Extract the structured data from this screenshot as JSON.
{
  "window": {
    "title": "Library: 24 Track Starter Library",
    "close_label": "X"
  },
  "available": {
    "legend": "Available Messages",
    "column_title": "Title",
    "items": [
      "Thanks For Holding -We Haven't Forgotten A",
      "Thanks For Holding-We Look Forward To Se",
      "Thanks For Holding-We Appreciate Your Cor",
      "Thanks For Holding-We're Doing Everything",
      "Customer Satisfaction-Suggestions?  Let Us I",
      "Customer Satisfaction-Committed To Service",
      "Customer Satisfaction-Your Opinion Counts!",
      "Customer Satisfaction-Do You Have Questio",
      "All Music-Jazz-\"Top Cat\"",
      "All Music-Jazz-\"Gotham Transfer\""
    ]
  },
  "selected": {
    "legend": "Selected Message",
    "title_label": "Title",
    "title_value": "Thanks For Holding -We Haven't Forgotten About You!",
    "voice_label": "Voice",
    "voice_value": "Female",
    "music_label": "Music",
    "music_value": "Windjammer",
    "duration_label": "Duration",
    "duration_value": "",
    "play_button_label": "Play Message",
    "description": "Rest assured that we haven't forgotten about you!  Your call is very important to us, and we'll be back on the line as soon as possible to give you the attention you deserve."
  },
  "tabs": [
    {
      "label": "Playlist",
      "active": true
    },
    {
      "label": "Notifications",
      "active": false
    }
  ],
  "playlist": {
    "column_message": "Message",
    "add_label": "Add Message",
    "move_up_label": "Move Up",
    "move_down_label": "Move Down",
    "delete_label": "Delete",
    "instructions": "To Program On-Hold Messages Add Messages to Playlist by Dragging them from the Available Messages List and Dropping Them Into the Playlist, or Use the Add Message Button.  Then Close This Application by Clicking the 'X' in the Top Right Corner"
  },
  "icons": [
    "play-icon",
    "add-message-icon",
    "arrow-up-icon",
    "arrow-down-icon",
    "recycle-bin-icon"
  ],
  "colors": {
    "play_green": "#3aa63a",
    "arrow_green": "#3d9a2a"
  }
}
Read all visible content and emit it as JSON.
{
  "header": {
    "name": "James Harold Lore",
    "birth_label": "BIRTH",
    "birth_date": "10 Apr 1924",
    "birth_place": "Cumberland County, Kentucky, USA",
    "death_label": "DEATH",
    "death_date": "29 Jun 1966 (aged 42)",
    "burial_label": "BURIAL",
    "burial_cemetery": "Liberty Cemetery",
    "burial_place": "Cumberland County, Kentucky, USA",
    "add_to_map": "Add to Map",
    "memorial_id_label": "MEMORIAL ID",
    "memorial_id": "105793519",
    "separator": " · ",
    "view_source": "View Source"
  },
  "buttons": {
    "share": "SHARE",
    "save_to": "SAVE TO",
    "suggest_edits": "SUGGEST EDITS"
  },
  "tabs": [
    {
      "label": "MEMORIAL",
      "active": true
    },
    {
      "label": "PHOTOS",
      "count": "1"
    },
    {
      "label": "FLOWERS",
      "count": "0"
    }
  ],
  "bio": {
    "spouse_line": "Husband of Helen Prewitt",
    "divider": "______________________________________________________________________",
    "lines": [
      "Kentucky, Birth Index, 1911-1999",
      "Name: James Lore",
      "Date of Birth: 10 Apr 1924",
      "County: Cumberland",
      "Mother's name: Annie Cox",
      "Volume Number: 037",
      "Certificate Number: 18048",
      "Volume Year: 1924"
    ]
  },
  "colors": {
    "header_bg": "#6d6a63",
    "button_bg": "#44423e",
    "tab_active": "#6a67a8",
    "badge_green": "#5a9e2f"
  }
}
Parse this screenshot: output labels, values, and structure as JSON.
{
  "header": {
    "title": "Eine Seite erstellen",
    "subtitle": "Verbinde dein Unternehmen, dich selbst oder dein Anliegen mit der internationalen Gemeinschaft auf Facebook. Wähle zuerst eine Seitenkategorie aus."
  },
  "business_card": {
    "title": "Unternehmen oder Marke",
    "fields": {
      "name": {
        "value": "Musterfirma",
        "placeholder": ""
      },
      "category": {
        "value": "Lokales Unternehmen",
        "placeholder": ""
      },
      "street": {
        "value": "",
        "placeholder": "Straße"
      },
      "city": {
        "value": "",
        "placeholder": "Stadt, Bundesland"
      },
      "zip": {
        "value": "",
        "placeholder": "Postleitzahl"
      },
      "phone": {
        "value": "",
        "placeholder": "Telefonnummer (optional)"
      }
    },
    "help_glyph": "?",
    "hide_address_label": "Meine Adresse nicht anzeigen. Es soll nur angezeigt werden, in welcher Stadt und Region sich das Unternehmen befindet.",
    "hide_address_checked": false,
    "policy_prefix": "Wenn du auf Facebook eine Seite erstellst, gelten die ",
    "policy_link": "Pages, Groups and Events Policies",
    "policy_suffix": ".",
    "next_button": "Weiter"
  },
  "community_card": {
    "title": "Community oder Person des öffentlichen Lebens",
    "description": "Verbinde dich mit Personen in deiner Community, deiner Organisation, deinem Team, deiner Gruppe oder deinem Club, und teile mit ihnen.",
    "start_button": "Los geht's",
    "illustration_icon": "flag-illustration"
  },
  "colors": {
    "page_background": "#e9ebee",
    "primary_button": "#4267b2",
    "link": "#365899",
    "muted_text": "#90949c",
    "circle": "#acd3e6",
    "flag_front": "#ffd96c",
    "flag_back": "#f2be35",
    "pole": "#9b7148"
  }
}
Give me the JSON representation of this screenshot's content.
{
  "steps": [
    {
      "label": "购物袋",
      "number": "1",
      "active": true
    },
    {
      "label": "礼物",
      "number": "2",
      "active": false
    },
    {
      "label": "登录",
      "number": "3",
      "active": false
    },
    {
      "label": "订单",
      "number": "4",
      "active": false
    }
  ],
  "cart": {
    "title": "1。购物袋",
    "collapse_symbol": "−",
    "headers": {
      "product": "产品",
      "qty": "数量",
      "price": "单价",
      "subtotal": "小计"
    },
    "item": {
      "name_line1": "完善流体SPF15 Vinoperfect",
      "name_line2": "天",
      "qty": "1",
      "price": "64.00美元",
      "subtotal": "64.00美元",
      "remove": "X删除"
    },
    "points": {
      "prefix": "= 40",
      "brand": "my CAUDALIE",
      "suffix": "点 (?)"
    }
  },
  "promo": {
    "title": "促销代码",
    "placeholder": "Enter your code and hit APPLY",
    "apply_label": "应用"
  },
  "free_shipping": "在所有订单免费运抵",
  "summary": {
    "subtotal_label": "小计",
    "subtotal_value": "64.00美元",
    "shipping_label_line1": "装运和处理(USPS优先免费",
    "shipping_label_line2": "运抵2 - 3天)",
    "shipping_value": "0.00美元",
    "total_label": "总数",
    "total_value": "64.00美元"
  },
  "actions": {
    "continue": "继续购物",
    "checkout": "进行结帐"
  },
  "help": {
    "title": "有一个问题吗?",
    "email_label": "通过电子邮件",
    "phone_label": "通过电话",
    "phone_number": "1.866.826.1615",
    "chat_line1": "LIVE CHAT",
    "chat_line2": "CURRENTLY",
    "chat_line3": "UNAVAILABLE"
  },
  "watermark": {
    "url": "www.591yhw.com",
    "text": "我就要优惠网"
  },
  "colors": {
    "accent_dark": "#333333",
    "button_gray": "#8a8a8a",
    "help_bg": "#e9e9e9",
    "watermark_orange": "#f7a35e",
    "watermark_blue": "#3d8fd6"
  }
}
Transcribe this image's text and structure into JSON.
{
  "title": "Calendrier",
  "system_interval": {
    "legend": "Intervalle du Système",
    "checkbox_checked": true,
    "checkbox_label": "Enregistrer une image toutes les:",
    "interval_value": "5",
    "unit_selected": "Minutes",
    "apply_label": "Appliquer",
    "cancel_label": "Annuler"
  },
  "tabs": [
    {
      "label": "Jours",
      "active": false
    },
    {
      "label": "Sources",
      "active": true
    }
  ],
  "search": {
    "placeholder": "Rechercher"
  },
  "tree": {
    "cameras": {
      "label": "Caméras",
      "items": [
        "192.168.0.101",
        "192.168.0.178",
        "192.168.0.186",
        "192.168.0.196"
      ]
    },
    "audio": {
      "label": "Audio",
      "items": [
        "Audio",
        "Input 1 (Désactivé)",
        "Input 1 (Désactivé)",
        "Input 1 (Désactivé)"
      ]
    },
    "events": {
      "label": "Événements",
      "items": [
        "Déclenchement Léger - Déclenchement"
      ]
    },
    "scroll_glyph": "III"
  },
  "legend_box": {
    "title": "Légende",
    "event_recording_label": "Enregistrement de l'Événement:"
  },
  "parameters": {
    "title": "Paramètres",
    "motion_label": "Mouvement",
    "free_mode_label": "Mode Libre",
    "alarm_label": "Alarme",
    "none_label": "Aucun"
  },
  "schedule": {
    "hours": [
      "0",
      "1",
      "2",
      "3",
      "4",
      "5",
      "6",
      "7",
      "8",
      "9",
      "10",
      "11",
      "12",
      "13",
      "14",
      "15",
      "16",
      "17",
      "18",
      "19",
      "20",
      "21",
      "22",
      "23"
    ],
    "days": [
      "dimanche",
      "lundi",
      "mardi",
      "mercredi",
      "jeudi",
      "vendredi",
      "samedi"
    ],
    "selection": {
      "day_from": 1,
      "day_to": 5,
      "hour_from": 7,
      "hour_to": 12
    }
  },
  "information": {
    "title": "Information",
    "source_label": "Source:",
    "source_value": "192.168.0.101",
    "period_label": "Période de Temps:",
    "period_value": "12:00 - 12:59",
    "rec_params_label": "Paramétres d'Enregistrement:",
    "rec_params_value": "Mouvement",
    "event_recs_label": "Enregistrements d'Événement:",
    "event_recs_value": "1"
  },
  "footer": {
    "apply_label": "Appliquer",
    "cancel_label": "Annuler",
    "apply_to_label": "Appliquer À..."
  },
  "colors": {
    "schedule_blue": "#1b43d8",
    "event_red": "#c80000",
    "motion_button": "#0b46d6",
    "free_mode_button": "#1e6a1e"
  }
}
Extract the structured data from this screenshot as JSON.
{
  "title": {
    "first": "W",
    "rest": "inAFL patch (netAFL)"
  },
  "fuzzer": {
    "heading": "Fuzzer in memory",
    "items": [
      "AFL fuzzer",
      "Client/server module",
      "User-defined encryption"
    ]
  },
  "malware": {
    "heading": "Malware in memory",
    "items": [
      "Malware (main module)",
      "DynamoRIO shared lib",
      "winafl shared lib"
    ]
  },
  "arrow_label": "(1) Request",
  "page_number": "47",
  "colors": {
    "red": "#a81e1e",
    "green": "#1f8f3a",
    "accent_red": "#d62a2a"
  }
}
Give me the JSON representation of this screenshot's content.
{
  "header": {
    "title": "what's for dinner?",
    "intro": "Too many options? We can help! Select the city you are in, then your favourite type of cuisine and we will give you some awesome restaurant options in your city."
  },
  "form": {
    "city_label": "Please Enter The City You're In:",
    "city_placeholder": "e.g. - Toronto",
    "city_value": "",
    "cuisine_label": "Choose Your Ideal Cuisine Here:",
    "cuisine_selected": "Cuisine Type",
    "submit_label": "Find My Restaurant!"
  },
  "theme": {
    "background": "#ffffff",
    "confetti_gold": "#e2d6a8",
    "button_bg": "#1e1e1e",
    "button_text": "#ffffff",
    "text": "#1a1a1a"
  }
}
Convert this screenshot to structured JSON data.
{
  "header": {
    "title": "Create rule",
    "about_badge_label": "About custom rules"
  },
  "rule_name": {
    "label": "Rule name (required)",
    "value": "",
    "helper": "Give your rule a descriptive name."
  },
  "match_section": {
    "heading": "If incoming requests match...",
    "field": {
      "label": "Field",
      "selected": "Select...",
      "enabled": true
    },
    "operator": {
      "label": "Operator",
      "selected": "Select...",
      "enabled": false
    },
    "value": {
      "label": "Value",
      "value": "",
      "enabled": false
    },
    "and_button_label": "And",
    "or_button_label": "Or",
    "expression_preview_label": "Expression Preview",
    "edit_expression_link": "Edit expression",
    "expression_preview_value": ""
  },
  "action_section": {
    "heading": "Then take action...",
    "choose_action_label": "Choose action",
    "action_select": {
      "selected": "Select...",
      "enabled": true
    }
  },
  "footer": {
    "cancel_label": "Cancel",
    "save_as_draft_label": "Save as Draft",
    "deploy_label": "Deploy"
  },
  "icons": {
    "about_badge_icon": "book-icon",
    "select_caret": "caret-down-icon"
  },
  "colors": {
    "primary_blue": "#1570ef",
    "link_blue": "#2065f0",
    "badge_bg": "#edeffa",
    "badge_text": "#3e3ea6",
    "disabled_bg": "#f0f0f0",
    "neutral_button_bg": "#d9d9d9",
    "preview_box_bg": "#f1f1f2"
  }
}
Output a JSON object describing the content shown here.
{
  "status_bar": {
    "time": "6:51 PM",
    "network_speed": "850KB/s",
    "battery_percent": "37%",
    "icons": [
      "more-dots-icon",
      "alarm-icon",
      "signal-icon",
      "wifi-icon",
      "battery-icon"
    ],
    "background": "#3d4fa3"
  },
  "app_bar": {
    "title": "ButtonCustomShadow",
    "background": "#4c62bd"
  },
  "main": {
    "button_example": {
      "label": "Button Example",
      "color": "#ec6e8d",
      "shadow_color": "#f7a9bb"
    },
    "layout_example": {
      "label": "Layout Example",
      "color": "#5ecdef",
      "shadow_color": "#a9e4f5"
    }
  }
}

====

Write out every line of the listing that holds the word "Mouvement".

    "motion_label": "Mouvement",
    "rec_params_value": "Mouvement",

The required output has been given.